-- Start of DATA SUPPLIED --

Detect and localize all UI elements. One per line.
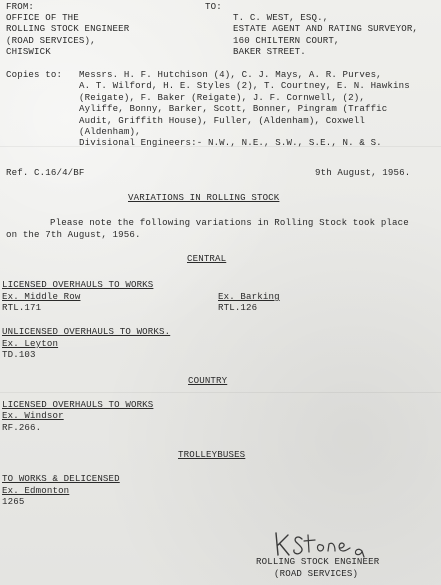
from-line: CHISWICK xyxy=(6,46,51,57)
country-section-title: COUNTRY xyxy=(188,375,228,386)
central-left-depot: Ex. Middle Row xyxy=(2,291,81,302)
central-right-depot: Ex. Barking xyxy=(218,291,280,302)
copies-label: Copies to: xyxy=(6,69,63,80)
to-line: ESTATE AGENT AND RATING SURVEYOR, xyxy=(233,23,419,34)
from-line: ROLLING STOCK ENGINEER xyxy=(6,23,130,34)
intro-line: Please note the following variations in Rolling Stock took place xyxy=(50,217,409,228)
copies-line: Ayliffe, Bonny, Barker, Scott, Bonner, Pingram (Traffic xyxy=(79,103,388,114)
copies-line: A. T. Wilford, H. E. Styles (2), T. Courtney, E. N. Hawkins xyxy=(79,80,410,91)
central-unlicensed-vehicle: TD.103 xyxy=(2,349,36,360)
trolleybuses-vehicle: 1265 xyxy=(2,496,25,507)
signatory-department: (ROAD SERVICES) xyxy=(274,568,359,579)
copies-line: Messrs. H. F. Hutchison (4), C. J. Mays, A. R. Purves, xyxy=(79,69,382,80)
from-line: (ROAD SERVICES), xyxy=(6,35,96,46)
reference-number: Ref. C.16/4/BF xyxy=(6,167,85,178)
from-label: FROM: xyxy=(6,1,35,12)
handwritten-signature xyxy=(272,529,382,559)
to-line: 160 CHILTERN COURT, xyxy=(233,35,340,46)
copies-line: Audit, Griffith House), Fuller, (Aldenham), Coxwell xyxy=(79,115,365,126)
central-section-title: CENTRAL xyxy=(187,253,227,264)
paper-crease xyxy=(0,392,441,393)
central-left-vehicle: RTL.171 xyxy=(2,302,42,313)
central-right-vehicle: RTL.126 xyxy=(218,302,258,313)
to-line: T. C. WEST, ESQ., xyxy=(233,12,329,23)
trolleybuses-depot: Ex. Edmonton xyxy=(2,485,70,496)
memo-date: 9th August, 1956. xyxy=(315,167,411,178)
central-unlicensed-heading: UNLICENSED OVERHAULS TO WORKS. xyxy=(2,326,171,337)
signatory-title: ROLLING STOCK ENGINEER xyxy=(256,556,380,567)
to-label: TO: xyxy=(205,1,222,12)
intro-line: on the 7th August, 1956. xyxy=(6,229,141,240)
to-line: BAKER STREET. xyxy=(233,46,306,57)
copies-line: Divisional Engineers:- N.W., N.E., S.W., S.E., N. & S. xyxy=(79,137,382,148)
from-line: OFFICE OF THE xyxy=(6,12,79,23)
memo-heading: VARIATIONS IN ROLLING STOCK xyxy=(128,192,280,203)
country-depot: Ex. Windsor xyxy=(2,410,64,421)
central-licensed-heading: LICENSED OVERHAULS TO WORKS xyxy=(2,279,154,290)
copies-line: (Aldenham), xyxy=(79,126,141,137)
copies-line: (Reigate), F. Baker (Reigate), J. F. Cornwell, (2), xyxy=(79,92,365,103)
country-vehicle: RF.266. xyxy=(2,422,42,433)
central-unlicensed-depot: Ex. Leyton xyxy=(2,338,59,349)
trolleybuses-heading: TO WORKS & DELICENSED xyxy=(2,473,120,484)
trolleybuses-section-title: TROLLEYBUSES xyxy=(178,449,246,460)
country-licensed-heading: LICENSED OVERHAULS TO WORKS xyxy=(2,399,154,410)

-- End of DATA SUPPLIED --

PROBLEM DESCRIPTION
Render the listing above as a numbered list, one line per item, skipping blank lines and leaving out the picture.

EXERCISE SOLUTION
1. Detect and localize all UI elements. One per line.
2. from-line: CHISWICK xyxy=(6,46,51,57)
3. country-section-title: COUNTRY xyxy=(188,375,228,386)
4. central-left-depot: Ex. Middle Row xyxy=(2,291,81,302)
5. central-right-depot: Ex. Barking xyxy=(218,291,280,302)
6. copies-label: Copies to: xyxy=(6,69,63,80)
7. to-line: ESTATE AGENT AND RATING SURVEYOR, xyxy=(233,23,419,34)
8. from-line: ROLLING STOCK ENGINEER xyxy=(6,23,130,34)
9. intro-line: Please note the following variations in Rolling Stock took place xyxy=(50,217,409,228)
10. copies-line: Ayliffe, Bonny, Barker, Scott, Bonner, Pingram (Traffic xyxy=(79,103,388,114)
11. copies-line: A. T. Wilford, H. E. Styles (2), T. Courtney, E. N. Hawkins xyxy=(79,80,410,91)
12. central-unlicensed-vehicle: TD.103 xyxy=(2,349,36,360)
13. trolleybuses-vehicle: 1265 xyxy=(2,496,25,507)
14. signatory-department: (ROAD SERVICES) xyxy=(274,568,359,579)
15. copies-line: Messrs. H. F. Hutchison (4), C. J. Mays, A. R. Purves, xyxy=(79,69,382,80)
16. from-line: (ROAD SERVICES), xyxy=(6,35,96,46)
17. reference-number: Ref. C.16/4/BF xyxy=(6,167,85,178)
18. from-label: FROM: xyxy=(6,1,35,12)
19. handwritten-signature xyxy=(272,529,382,559)
20. to-line: 160 CHILTERN COURT, xyxy=(233,35,340,46)
21. copies-line: Audit, Griffith House), Fuller, (Aldenham), Coxwell xyxy=(79,115,365,126)
22. central-section-title: CENTRAL xyxy=(187,253,227,264)
23. paper-crease xyxy=(0,392,441,393)
24. central-left-vehicle: RTL.171 xyxy=(2,302,42,313)
25. central-right-vehicle: RTL.126 xyxy=(218,302,258,313)
26. to-line: T. C. WEST, ESQ., xyxy=(233,12,329,23)
27. trolleybuses-depot: Ex. Edmonton xyxy=(2,485,70,496)
28. memo-date: 9th August, 1956. xyxy=(315,167,411,178)
29. central-unlicensed-heading: UNLICENSED OVERHAULS TO WORKS. xyxy=(2,326,171,337)
30. signatory-title: ROLLING STOCK ENGINEER xyxy=(256,556,380,567)
31. to-label: TO: xyxy=(205,1,222,12)
32. intro-line: on the 7th August, 1956. xyxy=(6,229,141,240)
33. to-line: BAKER STREET. xyxy=(233,46,306,57)
34. copies-line: Divisional Engineers:- N.W., N.E., S.W., S.E., N. & S. xyxy=(79,137,382,148)
35. from-line: OFFICE OF THE xyxy=(6,12,79,23)
36. memo-heading: VARIATIONS IN ROLLING STOCK xyxy=(128,192,280,203)
37. country-depot: Ex. Windsor xyxy=(2,410,64,421)
38. central-licensed-heading: LICENSED OVERHAULS TO WORKS xyxy=(2,279,154,290)
39. copies-line: (Aldenham), xyxy=(79,126,141,137)
40. copies-line: (Reigate), F. Baker (Reigate), J. F. Cornwell, (2), xyxy=(79,92,365,103)
41. country-vehicle: RF.266. xyxy=(2,422,42,433)
42. central-unlicensed-depot: Ex. Leyton xyxy=(2,338,59,349)
43. trolleybuses-heading: TO WORKS & DELICENSED xyxy=(2,473,120,484)
44. trolleybuses-section-title: TROLLEYBUSES xyxy=(178,449,246,460)
45. country-licensed-heading: LICENSED OVERHAULS TO WORKS xyxy=(2,399,154,410)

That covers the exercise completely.